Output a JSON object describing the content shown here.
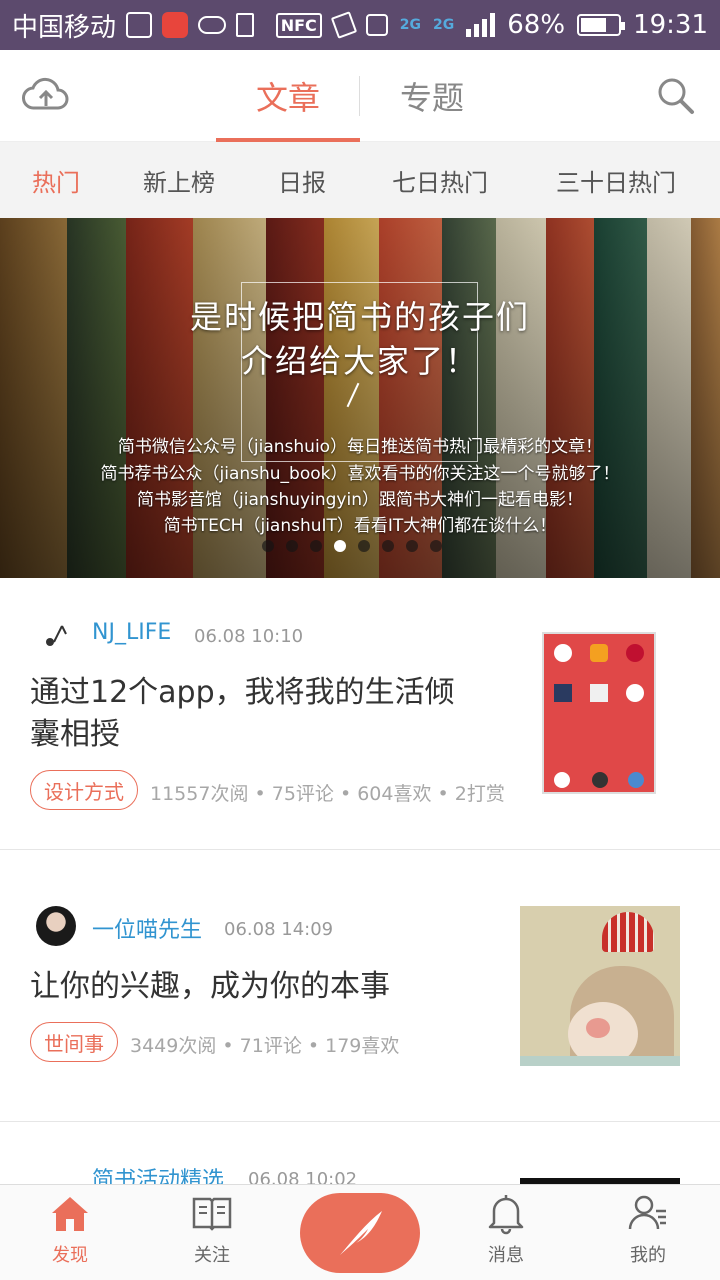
{
  "status_bar": {
    "carrier": "中国移动",
    "nfc": "NFC",
    "network_1": "2G",
    "network_2": "2G",
    "battery": "68%",
    "battery_level": 0.68,
    "time": "19:31"
  },
  "header": {
    "tabs": [
      "文章",
      "专题"
    ],
    "active_tab": "文章",
    "upload_icon": "cloud-upload-icon",
    "search_icon": "search-icon"
  },
  "subnav": {
    "items": [
      "热门",
      "新上榜",
      "日报",
      "七日热门",
      "三十日热门"
    ],
    "active": "热门"
  },
  "banner": {
    "title_line1": "是时候把简书的孩子们",
    "title_line2": "介绍给大家了！",
    "lines": [
      "简书微信公众号（jianshuio）每日推送简书热门最精彩的文章！",
      "简书荐书公众（jianshu_book）喜欢看书的你关注这一个号就够了！",
      "简书影音馆（jianshuyingyin）跟简书大神们一起看电影！",
      "简书TECH（jianshuIT）看看IT大神们都在谈什么！"
    ],
    "slide_count": 8,
    "active_slide": 4
  },
  "feed": [
    {
      "author": "NJ_LIFE",
      "time": "06.08 10:10",
      "title_line1": "通过12个app，我将我的生活倾",
      "title_line2": "囊相授",
      "tag": "设计方式",
      "stats": "11557次阅 • 75评论 • 604喜欢 • 2打赏"
    },
    {
      "author": "一位喵先生",
      "time": "06.08 14:09",
      "title_line1": "让你的兴趣，成为你的本事",
      "tag": "世间事",
      "stats": "3449次阅 • 71评论 • 179喜欢"
    },
    {
      "author": "简书活动精选",
      "time": "06.08 10:02"
    }
  ],
  "bottom_nav": {
    "discover": "发现",
    "follow": "关注",
    "messages": "消息",
    "mine": "我的",
    "accent": "#ea6f5a"
  }
}
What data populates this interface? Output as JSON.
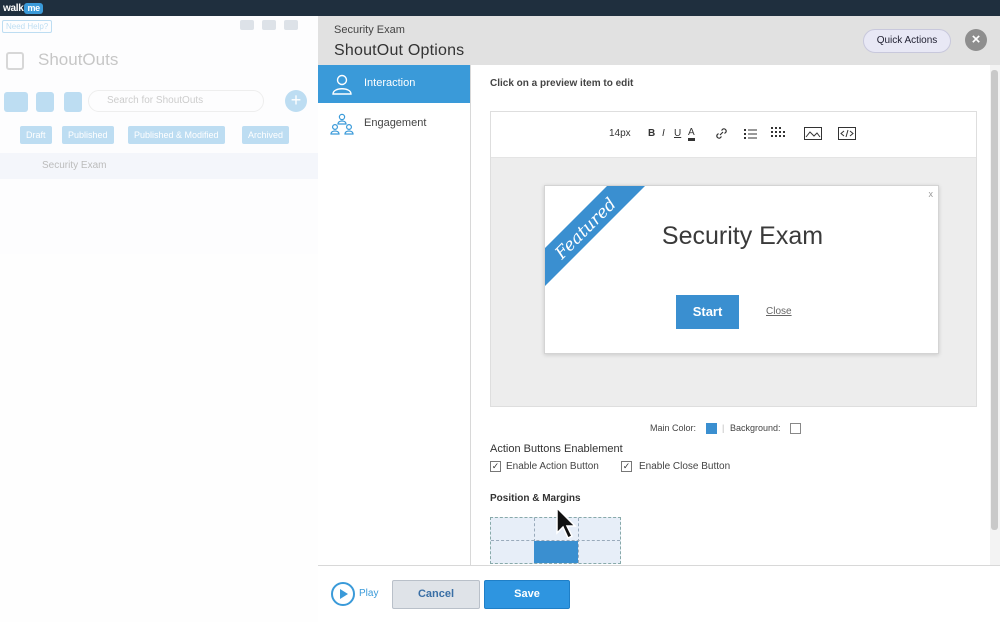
{
  "app": {
    "logo_text": "walk",
    "logo_badge": "me"
  },
  "left_panel": {
    "need_help": "Need Help?",
    "title": "ShoutOuts",
    "search_placeholder": "Search for ShoutOuts",
    "add_label": "+",
    "filters": [
      "Draft",
      "Published",
      "Published & Modified",
      "Archived"
    ],
    "item": "Security Exam"
  },
  "modal": {
    "subtitle": "Security Exam",
    "title": "ShoutOut Options",
    "quick_actions": "Quick Actions",
    "close_label": "×",
    "sidebar": [
      {
        "label": "Interaction",
        "icon": "person-icon",
        "active": true
      },
      {
        "label": "Engagement",
        "icon": "group-icon",
        "active": false
      }
    ],
    "hint": "Click on a preview item to edit",
    "toolbar": {
      "font_size": "14px",
      "bold": "B",
      "italic": "I",
      "underline": "U",
      "color": "A"
    },
    "preview": {
      "ribbon": "Featured",
      "title": "Security Exam",
      "start": "Start",
      "close": "Close",
      "dismiss": "x"
    },
    "colors": {
      "main_label": "Main Color:",
      "main_value": "#3a8fd0",
      "background_label": "Background:",
      "background_value": "#ffffff"
    },
    "action_buttons": {
      "title": "Action Buttons Enablement",
      "enable_action": "Enable Action Button",
      "enable_close": "Enable Close Button",
      "action_checked": "✓",
      "close_checked": "✓"
    },
    "position": {
      "title": "Position & Margins"
    },
    "footer": {
      "play": "Play",
      "cancel": "Cancel",
      "save": "Save"
    }
  },
  "accent_color": "#3a9ad9"
}
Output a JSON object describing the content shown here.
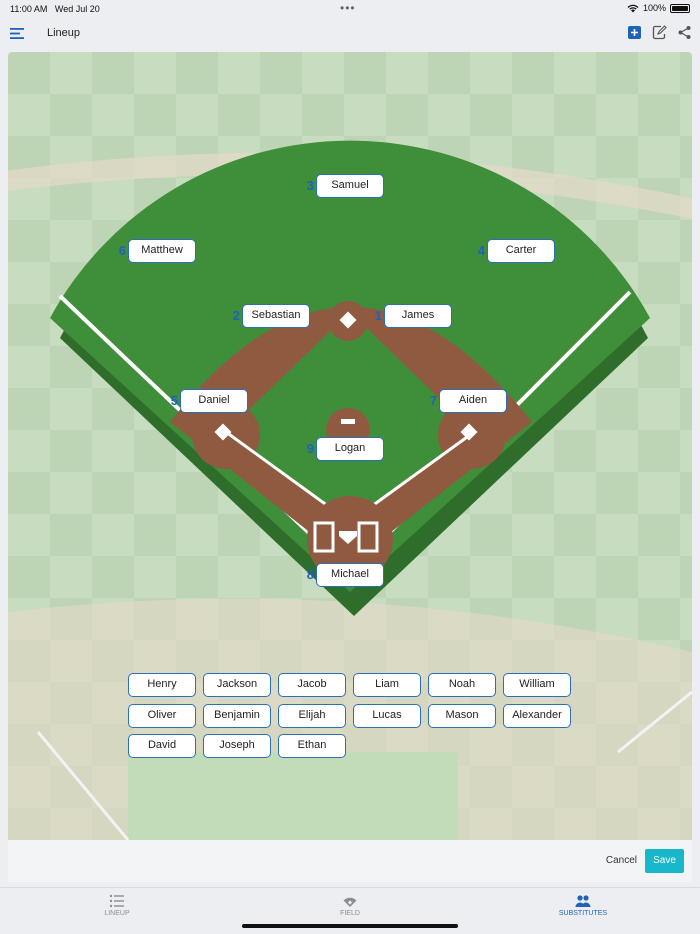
□ □ □ □ □ □ □
[Given instruction] Go through the listing above and write it out again exactly, dropping the pictures.

[Completed exercise]
Output a JSON object describing the content shown here.
{
  "status_bar": {
    "carrier": "中国移动",
    "nfc": "NFC",
    "network_1": "2G",
    "network_2": "2G",
    "battery": "68%",
    "battery_level": 0.68,
    "time": "19:31"
  },
  "header": {
    "tabs": [
      "文章",
      "专题"
    ],
    "active_tab": "文章",
    "upload_icon": "cloud-upload-icon",
    "search_icon": "search-icon"
  },
  "subnav": {
    "items": [
      "热门",
      "新上榜",
      "日报",
      "七日热门",
      "三十日热门"
    ],
    "active": "热门"
  },
  "banner": {
    "title_line1": "是时候把简书的孩子们",
    "title_line2": "介绍给大家了！",
    "lines": [
      "简书微信公众号（jianshuio）每日推送简书热门最精彩的文章！",
      "简书荐书公众（jianshu_book）喜欢看书的你关注这一个号就够了！",
      "简书影音馆（jianshuyingyin）跟简书大神们一起看电影！",
      "简书TECH（jianshuIT）看看IT大神们都在谈什么！"
    ],
    "slide_count": 8,
    "active_slide": 4
  },
  "feed": [
    {
      "author": "NJ_LIFE",
      "time": "06.08 10:10",
      "title_line1": "通过12个app，我将我的生活倾",
      "title_line2": "囊相授",
      "tag": "设计方式",
      "stats": "11557次阅 • 75评论 • 604喜欢 • 2打赏"
    },
    {
      "author": "一位喵先生",
      "time": "06.08 14:09",
      "title_line1": "让你的兴趣，成为你的本事",
      "tag": "世间事",
      "stats": "3449次阅 • 71评论 • 179喜欢"
    },
    {
      "author": "简书活动精选",
      "time": "06.08 10:02"
    }
  ],
  "bottom_nav": {
    "discover": "发现",
    "follow": "关注",
    "messages": "消息",
    "mine": "我的",
    "accent": "#ea6f5a"
  }
}
What data populates this interface? Output as JSON.
{
  "app": {
    "logo_text": "walk",
    "logo_badge": "me"
  },
  "left_panel": {
    "need_help": "Need Help?",
    "title": "ShoutOuts",
    "search_placeholder": "Search for ShoutOuts",
    "add_label": "+",
    "filters": [
      "Draft",
      "Published",
      "Published & Modified",
      "Archived"
    ],
    "item": "Security Exam"
  },
  "modal": {
    "subtitle": "Security Exam",
    "title": "ShoutOut Options",
    "quick_actions": "Quick Actions",
    "close_label": "×",
    "sidebar": [
      {
        "label": "Interaction",
        "icon": "person-icon",
        "active": true
      },
      {
        "label": "Engagement",
        "icon": "group-icon",
        "active": false
      }
    ],
    "hint": "Click on a preview item to edit",
    "toolbar": {
      "font_size": "14px",
      "bold": "B",
      "italic": "I",
      "underline": "U",
      "color": "A"
    },
    "preview": {
      "ribbon": "Featured",
      "title": "Security Exam",
      "start": "Start",
      "close": "Close",
      "dismiss": "x"
    },
    "colors": {
      "main_label": "Main Color:",
      "main_value": "#3a8fd0",
      "background_label": "Background:",
      "background_value": "#ffffff"
    },
    "action_buttons": {
      "title": "Action Buttons Enablement",
      "enable_action": "Enable Action Button",
      "enable_close": "Enable Close Button",
      "action_checked": "✓",
      "close_checked": "✓"
    },
    "position": {
      "title": "Position & Margins"
    },
    "footer": {
      "play": "Play",
      "cancel": "Cancel",
      "save": "Save"
    }
  },
  "accent_color": "#3a9ad9"
}
Output a JSON object describing the content shown here.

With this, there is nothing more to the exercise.